Transcribe the entries that follow, word for word.

- - -

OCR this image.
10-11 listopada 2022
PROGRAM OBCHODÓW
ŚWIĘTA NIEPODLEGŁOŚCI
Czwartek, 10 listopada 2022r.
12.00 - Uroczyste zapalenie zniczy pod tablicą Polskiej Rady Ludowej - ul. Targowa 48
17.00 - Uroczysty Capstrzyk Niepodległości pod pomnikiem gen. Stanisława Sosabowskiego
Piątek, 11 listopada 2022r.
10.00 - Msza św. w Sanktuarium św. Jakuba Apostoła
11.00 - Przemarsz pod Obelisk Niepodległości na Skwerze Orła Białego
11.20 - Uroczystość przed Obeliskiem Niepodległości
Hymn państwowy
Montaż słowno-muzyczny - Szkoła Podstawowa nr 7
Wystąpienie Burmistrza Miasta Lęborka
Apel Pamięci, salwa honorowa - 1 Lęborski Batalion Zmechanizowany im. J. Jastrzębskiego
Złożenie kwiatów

- - -

*Written solution*:
OCR this image.
10-11 listopada 2022
PROGRAM OBCHODÓW
ŚWIĘTA NIEPODLEGŁOŚCI
Czwartek, 10 listopada 2022r.
12.00 - Uroczyste zapalenie zniczy pod tablicą Polskiej Rady Ludowej - ul. Targowa 48
17.00 - Uroczysty Capstrzyk Niepodległości pod pomnikiem gen. Stanisława Sosabowskiego
Piątek, 11 listopada 2022r.
10.00 - Msza św. w Sanktuarium św. Jakuba Apostoła
11.00 - Przemarsz pod Obelisk Niepodległości na Skwerze Orła Białego
11.20 - Uroczystość przed Obeliskiem Niepodległości
Hymn państwowy
Montaż słowno-muzyczny - Szkoła Podstawowa nr 7
Wystąpienie Burmistrza Miasta Lęborka
Apel Pamięci, salwa honorowa - 1 Lęborski Batalion Zmechanizowany im. J. Jastrzębskiego
Złożenie kwiatów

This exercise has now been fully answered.